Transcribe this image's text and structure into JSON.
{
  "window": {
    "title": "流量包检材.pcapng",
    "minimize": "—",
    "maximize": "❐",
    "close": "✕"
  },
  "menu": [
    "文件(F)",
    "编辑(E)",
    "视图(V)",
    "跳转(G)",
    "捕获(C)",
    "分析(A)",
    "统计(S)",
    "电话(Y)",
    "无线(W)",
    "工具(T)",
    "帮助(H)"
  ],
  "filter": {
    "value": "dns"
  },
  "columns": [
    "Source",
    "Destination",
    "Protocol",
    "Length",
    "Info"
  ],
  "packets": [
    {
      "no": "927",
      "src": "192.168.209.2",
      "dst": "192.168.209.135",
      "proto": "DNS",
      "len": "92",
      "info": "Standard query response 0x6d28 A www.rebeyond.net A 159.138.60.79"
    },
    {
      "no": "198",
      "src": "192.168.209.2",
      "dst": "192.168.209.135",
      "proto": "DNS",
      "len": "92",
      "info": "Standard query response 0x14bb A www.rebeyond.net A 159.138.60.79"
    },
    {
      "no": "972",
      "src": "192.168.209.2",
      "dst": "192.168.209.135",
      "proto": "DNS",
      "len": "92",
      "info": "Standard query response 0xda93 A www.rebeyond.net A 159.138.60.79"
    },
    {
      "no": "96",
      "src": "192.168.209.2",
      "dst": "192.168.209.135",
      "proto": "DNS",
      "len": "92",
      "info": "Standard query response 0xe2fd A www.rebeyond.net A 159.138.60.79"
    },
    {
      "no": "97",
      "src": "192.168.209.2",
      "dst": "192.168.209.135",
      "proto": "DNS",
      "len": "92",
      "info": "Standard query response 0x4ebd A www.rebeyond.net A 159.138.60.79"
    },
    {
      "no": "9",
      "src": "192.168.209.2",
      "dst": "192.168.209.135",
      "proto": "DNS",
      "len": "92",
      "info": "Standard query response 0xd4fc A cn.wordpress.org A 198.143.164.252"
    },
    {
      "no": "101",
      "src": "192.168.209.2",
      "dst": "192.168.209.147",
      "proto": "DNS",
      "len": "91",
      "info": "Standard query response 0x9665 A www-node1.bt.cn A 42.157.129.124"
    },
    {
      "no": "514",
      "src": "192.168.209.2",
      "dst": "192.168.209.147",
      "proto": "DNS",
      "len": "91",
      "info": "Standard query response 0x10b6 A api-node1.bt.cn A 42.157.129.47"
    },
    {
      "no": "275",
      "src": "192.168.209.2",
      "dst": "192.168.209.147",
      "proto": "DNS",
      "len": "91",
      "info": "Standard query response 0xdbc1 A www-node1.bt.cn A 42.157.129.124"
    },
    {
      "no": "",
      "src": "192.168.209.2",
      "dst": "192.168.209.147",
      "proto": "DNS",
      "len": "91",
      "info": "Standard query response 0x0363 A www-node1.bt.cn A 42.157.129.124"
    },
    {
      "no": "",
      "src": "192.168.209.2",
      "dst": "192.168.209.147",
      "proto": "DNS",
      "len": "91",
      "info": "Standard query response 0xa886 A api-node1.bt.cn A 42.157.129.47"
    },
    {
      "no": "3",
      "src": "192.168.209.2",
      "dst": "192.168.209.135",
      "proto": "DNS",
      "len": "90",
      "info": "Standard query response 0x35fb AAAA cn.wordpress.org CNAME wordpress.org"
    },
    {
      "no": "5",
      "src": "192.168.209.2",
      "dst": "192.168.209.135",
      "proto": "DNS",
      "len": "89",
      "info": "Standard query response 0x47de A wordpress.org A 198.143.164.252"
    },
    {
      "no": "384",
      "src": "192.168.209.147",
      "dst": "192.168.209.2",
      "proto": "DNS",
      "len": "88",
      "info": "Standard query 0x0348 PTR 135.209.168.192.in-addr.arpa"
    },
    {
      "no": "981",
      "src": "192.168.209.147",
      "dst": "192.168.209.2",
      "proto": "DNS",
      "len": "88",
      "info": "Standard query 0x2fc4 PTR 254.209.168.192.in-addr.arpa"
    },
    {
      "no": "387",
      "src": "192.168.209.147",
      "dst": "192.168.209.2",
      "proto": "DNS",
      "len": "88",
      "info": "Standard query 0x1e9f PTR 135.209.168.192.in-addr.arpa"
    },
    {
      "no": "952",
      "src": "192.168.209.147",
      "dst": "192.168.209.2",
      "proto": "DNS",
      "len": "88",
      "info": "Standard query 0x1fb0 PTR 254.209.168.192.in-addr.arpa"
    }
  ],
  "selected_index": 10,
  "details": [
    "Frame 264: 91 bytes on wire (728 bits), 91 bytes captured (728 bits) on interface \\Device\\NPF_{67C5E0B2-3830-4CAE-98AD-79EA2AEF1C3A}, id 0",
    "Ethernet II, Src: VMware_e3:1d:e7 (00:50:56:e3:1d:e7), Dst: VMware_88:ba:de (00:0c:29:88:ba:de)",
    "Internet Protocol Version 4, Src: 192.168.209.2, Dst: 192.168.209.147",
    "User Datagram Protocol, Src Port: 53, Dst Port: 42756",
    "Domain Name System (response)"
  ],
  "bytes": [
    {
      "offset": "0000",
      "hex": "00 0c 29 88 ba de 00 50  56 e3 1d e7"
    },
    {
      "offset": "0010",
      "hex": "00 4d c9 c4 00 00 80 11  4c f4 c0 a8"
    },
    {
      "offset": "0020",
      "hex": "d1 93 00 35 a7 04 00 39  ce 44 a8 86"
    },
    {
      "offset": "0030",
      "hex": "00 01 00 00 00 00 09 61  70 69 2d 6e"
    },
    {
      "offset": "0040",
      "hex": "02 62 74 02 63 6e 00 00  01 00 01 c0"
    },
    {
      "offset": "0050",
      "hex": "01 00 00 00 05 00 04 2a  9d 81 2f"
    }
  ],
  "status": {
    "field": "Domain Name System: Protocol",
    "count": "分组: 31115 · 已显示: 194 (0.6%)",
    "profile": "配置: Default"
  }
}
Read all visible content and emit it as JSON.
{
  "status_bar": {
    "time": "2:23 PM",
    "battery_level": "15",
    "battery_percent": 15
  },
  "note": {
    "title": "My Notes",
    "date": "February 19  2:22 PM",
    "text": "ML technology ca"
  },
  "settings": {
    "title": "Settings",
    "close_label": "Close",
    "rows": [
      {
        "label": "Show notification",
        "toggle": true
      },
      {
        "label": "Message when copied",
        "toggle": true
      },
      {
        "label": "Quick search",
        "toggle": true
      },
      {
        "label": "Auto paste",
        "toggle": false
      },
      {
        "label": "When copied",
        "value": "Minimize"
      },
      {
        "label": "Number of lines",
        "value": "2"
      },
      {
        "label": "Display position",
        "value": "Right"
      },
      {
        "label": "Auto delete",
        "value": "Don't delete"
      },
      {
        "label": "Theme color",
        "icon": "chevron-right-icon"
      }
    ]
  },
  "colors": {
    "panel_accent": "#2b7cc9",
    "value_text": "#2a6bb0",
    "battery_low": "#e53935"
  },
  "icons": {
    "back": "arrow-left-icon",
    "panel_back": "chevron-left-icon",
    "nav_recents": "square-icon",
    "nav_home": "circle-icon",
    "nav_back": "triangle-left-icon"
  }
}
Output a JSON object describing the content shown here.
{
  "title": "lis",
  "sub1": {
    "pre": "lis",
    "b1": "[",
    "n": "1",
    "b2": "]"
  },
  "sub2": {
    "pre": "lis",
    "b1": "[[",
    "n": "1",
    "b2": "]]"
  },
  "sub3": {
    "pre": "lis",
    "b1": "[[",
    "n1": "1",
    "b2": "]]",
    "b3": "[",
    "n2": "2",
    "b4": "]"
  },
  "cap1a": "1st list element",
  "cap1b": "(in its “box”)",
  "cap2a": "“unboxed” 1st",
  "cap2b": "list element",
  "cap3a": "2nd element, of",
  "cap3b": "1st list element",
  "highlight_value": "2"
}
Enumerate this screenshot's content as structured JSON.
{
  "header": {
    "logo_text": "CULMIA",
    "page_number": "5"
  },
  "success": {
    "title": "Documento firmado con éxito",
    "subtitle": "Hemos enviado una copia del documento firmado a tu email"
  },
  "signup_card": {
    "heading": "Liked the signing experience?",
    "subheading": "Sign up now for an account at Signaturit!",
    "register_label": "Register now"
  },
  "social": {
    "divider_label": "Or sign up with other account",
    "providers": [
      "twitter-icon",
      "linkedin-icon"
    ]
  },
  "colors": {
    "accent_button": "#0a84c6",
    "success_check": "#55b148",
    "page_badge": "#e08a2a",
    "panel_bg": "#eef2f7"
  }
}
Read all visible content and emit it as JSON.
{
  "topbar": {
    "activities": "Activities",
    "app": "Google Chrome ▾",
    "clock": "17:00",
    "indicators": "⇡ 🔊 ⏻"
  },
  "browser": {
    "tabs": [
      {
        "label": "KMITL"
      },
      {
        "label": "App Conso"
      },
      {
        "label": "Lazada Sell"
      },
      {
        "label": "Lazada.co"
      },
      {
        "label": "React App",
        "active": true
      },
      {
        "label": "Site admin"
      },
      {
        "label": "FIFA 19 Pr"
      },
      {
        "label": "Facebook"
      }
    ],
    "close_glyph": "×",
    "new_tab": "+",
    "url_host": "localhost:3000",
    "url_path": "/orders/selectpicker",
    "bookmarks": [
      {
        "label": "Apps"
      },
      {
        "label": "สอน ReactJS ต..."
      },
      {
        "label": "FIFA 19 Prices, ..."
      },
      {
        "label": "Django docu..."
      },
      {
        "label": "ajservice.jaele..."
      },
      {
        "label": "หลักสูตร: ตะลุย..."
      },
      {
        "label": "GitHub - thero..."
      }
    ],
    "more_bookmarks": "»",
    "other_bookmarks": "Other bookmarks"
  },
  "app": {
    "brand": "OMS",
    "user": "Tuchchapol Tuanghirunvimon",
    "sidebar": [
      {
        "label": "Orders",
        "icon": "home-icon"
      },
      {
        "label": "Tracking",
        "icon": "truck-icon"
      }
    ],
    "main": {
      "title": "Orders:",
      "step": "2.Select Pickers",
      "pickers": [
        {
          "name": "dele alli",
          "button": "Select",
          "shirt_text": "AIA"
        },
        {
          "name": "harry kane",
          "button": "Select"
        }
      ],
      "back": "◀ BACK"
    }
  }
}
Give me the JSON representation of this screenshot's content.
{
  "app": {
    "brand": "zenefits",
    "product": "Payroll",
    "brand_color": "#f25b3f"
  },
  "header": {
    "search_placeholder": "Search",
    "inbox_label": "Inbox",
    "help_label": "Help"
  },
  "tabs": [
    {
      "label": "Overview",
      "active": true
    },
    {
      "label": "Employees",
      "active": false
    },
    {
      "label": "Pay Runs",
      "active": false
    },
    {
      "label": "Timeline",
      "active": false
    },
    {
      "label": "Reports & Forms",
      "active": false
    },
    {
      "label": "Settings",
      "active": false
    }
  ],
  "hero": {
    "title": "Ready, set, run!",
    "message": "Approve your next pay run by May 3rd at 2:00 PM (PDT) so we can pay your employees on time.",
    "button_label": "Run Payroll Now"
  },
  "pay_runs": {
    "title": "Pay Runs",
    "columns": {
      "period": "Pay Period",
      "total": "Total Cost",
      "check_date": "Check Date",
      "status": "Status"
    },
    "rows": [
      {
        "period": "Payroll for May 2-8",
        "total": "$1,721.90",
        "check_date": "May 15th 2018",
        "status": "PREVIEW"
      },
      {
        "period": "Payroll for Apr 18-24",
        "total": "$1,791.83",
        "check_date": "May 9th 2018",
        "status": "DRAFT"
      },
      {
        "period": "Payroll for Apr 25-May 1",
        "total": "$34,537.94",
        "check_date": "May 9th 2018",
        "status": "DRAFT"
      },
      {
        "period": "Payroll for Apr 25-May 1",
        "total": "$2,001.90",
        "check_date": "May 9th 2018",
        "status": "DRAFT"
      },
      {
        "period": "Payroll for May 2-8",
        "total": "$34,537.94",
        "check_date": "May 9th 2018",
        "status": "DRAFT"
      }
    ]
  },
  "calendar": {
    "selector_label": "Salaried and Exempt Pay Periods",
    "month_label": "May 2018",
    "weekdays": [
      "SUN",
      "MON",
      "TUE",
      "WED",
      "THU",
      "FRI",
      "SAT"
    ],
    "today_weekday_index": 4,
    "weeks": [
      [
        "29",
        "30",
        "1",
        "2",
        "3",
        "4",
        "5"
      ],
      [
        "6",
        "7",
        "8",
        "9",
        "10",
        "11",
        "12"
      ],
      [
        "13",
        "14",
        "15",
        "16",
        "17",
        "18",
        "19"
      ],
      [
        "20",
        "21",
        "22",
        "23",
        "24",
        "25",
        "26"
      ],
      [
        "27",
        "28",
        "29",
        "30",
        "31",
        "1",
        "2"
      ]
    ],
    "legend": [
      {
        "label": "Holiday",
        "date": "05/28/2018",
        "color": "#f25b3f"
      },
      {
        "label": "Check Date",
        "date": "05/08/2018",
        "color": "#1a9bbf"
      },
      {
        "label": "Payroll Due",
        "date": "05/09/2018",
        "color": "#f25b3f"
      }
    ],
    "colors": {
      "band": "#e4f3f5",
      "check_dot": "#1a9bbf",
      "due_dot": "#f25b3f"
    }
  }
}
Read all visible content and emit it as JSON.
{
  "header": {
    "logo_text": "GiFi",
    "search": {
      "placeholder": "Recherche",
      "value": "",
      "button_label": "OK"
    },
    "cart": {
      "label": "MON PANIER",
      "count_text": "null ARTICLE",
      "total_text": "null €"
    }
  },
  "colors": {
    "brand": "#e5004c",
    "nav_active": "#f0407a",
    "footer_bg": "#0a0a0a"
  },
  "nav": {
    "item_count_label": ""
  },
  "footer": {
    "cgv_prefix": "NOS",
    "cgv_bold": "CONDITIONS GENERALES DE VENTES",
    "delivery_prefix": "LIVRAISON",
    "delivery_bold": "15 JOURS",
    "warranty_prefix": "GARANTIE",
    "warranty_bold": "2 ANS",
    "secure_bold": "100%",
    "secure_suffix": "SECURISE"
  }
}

+ + + +

**Work instructions**
Working from the material above, state how many lines contain "Payroll"; give only the number.

**The reply**
8